■ **Directive**: Pictures in the listing should not be copied. Reproduce, word for word, each line from the one holding "Extract all the data from this chart as JSON." through the final line.

■ **Supplied entries**:
[Start]

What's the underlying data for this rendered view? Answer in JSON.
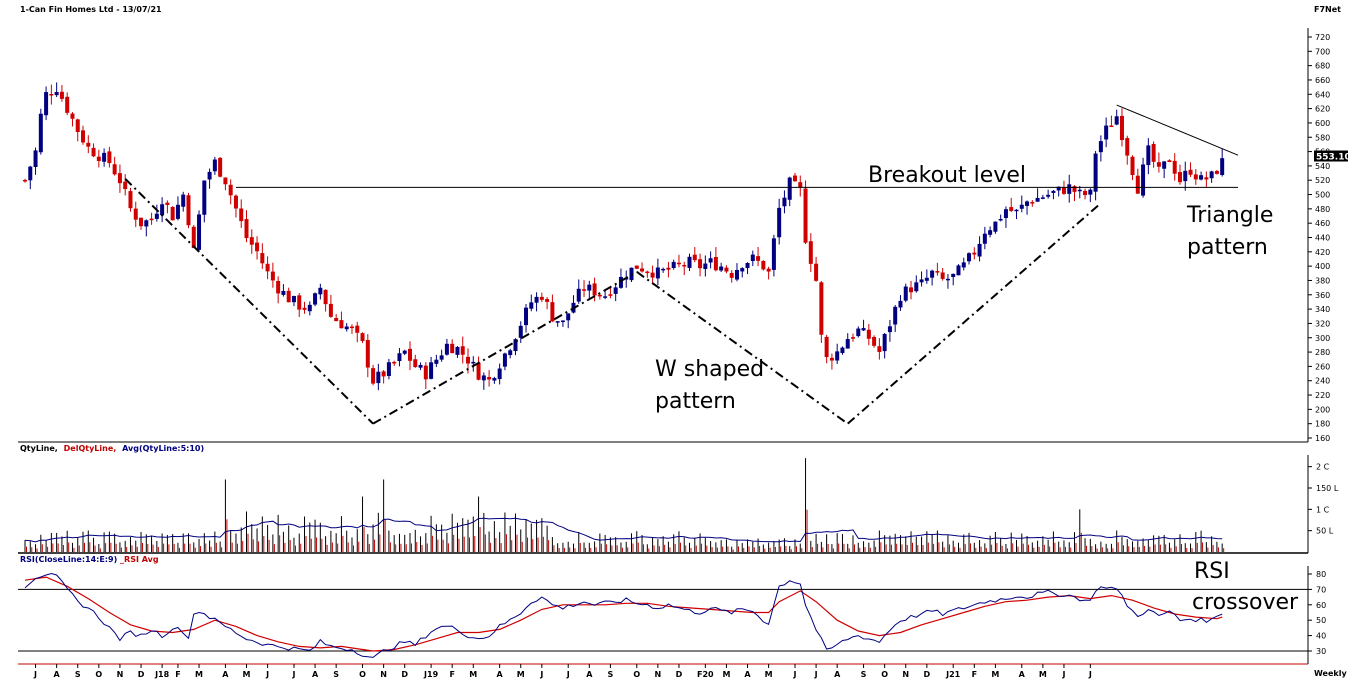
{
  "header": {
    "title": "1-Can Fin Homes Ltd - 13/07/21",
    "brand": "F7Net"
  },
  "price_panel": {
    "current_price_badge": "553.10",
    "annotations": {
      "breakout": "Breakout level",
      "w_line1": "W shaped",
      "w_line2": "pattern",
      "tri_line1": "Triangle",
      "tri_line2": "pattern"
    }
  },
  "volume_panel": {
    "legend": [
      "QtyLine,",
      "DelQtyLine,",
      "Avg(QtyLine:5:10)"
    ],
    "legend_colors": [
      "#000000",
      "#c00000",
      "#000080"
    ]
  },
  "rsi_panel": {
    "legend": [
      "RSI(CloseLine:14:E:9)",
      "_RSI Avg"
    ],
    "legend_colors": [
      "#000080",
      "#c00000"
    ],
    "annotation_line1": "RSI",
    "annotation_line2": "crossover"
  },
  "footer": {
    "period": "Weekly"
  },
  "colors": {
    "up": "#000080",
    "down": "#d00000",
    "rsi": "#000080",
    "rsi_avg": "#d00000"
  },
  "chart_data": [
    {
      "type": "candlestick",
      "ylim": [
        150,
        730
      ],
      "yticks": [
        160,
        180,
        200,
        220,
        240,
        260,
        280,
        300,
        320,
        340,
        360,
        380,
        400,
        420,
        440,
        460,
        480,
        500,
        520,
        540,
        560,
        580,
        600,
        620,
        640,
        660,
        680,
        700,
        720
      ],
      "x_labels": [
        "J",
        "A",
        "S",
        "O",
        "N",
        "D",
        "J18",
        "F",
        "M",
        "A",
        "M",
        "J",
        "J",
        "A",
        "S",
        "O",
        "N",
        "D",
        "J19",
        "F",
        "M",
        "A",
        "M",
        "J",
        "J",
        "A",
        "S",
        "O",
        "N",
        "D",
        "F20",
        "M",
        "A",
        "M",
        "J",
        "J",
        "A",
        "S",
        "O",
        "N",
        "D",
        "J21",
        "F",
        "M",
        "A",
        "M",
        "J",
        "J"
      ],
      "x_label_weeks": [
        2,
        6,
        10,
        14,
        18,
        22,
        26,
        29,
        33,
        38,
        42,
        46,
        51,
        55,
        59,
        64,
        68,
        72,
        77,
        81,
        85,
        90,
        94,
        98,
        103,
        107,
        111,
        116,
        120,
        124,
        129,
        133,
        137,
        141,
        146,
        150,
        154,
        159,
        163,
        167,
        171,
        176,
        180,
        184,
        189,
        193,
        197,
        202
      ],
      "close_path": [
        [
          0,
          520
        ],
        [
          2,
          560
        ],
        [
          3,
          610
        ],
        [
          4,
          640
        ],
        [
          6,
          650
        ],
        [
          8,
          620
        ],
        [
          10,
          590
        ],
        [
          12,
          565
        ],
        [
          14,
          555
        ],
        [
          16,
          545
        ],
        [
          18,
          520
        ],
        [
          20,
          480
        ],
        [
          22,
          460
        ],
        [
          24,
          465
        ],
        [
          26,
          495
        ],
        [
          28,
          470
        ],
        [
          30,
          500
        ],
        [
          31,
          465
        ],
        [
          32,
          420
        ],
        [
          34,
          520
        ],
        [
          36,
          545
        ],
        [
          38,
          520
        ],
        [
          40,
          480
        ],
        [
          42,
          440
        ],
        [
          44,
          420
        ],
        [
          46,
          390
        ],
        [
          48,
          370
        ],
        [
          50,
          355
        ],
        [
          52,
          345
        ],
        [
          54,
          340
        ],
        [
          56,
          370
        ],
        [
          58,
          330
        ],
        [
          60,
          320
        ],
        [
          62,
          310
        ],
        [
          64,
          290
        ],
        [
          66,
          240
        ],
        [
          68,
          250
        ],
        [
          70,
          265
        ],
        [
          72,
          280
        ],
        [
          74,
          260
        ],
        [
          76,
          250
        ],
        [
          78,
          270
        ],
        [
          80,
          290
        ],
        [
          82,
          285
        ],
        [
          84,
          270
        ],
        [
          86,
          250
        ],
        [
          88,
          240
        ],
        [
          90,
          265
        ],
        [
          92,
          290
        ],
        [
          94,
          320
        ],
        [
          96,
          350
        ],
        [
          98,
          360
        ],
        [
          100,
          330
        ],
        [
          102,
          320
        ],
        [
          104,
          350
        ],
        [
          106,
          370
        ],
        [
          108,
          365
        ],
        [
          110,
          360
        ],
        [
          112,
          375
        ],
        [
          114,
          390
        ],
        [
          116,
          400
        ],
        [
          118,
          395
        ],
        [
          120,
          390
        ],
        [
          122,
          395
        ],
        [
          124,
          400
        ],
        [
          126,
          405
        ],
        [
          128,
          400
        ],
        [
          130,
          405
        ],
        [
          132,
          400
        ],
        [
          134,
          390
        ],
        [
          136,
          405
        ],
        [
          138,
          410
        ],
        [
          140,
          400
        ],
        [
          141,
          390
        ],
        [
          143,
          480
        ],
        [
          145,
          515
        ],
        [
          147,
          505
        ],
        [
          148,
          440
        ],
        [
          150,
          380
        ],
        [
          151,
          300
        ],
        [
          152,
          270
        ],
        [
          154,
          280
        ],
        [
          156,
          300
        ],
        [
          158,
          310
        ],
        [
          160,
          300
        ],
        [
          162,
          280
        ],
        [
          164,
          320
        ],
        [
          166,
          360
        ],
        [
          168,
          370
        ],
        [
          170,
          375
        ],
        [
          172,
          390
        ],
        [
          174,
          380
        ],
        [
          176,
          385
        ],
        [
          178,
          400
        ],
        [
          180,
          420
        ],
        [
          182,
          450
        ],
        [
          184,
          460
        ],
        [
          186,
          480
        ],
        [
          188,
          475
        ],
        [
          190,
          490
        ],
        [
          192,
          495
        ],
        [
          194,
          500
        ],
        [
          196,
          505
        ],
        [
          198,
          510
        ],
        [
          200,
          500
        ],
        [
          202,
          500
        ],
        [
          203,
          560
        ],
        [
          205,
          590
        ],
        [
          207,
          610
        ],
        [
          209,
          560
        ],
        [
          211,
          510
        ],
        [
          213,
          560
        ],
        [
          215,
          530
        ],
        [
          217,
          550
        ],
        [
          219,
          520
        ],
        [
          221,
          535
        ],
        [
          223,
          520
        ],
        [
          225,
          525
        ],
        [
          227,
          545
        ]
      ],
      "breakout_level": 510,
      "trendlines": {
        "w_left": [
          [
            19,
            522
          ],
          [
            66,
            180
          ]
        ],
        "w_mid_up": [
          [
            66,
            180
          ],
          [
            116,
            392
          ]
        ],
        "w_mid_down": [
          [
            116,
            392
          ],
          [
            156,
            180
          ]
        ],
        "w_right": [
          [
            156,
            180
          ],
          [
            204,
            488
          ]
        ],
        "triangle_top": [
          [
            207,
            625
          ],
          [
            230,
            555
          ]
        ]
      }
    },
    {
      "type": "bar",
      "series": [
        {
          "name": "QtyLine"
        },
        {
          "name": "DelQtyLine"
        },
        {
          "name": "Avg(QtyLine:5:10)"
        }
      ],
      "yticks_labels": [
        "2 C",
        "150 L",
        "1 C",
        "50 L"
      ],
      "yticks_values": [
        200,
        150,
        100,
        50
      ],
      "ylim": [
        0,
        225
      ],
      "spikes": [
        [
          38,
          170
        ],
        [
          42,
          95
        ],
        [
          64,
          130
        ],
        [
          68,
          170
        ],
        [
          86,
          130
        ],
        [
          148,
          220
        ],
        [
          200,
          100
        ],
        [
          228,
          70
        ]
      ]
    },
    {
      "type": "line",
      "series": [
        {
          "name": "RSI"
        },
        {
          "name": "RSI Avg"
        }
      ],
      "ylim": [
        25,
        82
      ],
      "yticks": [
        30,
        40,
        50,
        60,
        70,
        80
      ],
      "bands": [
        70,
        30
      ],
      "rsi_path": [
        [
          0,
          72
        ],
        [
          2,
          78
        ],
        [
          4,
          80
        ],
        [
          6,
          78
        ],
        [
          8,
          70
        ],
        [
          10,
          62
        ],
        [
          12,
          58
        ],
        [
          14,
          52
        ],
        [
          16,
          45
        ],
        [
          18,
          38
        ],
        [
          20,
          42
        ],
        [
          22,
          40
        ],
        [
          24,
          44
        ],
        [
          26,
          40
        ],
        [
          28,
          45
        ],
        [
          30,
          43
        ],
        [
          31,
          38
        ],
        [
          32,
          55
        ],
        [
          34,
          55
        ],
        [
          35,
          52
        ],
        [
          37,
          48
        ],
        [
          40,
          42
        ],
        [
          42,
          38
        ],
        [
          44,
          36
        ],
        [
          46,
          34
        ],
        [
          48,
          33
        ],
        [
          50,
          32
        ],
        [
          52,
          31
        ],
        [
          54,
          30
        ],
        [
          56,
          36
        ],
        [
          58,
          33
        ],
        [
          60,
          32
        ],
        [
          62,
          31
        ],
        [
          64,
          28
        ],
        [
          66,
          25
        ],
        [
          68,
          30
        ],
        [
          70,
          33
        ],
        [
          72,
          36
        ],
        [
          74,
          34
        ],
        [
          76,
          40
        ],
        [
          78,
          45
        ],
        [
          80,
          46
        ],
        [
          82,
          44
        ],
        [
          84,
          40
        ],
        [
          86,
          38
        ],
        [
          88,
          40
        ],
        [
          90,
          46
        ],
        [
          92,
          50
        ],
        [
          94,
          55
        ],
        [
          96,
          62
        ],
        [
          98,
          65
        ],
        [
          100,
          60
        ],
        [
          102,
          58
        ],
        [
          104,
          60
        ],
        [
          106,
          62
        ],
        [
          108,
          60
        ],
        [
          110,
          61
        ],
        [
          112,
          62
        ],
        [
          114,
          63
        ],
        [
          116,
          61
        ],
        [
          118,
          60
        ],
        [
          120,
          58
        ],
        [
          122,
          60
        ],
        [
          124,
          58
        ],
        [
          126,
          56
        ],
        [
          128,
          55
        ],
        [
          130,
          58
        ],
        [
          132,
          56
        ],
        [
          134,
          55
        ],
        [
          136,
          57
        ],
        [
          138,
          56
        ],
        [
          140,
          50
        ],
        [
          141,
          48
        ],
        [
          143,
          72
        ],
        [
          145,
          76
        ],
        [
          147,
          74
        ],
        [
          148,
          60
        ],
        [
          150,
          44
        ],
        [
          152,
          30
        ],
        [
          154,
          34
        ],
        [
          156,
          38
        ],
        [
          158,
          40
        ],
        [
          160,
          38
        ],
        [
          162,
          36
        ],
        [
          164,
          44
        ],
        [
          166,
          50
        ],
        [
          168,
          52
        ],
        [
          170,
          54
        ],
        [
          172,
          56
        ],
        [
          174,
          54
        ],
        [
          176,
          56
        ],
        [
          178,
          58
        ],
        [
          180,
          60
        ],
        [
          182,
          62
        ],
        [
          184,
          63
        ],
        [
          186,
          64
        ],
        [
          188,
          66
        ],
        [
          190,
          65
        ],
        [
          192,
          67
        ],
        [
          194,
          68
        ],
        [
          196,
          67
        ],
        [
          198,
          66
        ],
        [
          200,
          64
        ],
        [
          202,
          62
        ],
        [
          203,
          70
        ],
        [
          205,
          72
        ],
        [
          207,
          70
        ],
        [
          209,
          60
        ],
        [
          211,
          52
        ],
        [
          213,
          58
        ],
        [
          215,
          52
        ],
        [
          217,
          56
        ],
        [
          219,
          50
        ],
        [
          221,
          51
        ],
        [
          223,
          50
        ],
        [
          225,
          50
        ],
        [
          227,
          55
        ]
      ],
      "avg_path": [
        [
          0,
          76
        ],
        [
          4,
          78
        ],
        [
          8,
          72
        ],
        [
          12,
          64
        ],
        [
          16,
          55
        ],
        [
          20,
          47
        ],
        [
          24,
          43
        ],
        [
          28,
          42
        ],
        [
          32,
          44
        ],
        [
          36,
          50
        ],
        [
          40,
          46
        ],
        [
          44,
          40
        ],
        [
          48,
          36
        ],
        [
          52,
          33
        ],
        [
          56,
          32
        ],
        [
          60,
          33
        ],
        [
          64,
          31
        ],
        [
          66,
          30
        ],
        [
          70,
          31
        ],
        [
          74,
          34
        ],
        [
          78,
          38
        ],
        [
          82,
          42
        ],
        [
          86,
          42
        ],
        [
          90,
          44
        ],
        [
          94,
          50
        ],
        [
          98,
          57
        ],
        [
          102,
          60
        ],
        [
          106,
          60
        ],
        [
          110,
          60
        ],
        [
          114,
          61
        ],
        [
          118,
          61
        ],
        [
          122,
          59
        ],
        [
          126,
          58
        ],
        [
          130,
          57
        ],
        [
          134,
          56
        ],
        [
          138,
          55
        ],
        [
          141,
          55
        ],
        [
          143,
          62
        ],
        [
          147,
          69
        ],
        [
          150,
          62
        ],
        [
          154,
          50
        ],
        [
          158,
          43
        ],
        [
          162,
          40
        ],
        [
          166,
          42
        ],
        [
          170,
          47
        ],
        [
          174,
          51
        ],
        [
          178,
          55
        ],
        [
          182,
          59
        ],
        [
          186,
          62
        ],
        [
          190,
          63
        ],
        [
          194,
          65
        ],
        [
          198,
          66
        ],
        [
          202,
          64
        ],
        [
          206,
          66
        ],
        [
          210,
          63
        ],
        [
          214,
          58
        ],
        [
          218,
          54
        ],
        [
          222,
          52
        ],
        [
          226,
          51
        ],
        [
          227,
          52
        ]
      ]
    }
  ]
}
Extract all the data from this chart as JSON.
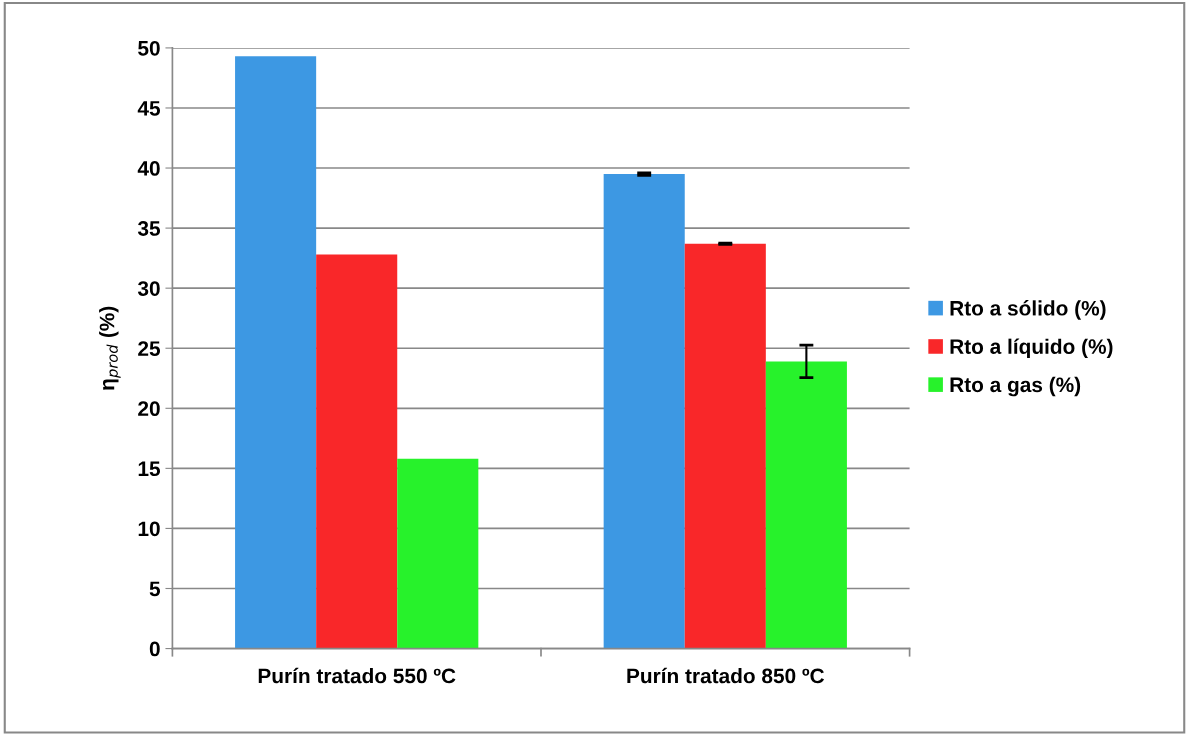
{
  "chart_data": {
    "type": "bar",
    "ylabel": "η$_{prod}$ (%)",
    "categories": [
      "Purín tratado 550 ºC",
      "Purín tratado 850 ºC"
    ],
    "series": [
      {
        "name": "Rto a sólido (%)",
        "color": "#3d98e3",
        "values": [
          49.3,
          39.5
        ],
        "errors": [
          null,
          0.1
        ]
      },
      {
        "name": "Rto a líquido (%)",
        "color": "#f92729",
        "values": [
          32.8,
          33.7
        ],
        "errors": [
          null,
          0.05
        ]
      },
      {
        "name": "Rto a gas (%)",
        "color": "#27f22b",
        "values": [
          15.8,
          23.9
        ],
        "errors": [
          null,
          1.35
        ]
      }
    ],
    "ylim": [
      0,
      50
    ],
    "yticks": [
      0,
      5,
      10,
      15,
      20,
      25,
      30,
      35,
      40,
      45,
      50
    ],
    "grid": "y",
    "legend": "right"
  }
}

[End]

■ **Answer for the task**:
Extract all the data from this chart as JSON.
{
  "chart_data": {
    "type": "bar",
    "ylabel": "η$_{prod}$ (%)",
    "categories": [
      "Purín tratado 550 ºC",
      "Purín tratado 850 ºC"
    ],
    "series": [
      {
        "name": "Rto a sólido (%)",
        "color": "#3d98e3",
        "values": [
          49.3,
          39.5
        ],
        "errors": [
          null,
          0.1
        ]
      },
      {
        "name": "Rto a líquido (%)",
        "color": "#f92729",
        "values": [
          32.8,
          33.7
        ],
        "errors": [
          null,
          0.05
        ]
      },
      {
        "name": "Rto a gas (%)",
        "color": "#27f22b",
        "values": [
          15.8,
          23.9
        ],
        "errors": [
          null,
          1.35
        ]
      }
    ],
    "ylim": [
      0,
      50
    ],
    "yticks": [
      0,
      5,
      10,
      15,
      20,
      25,
      30,
      35,
      40,
      45,
      50
    ],
    "grid": "y",
    "legend": "right"
  }
}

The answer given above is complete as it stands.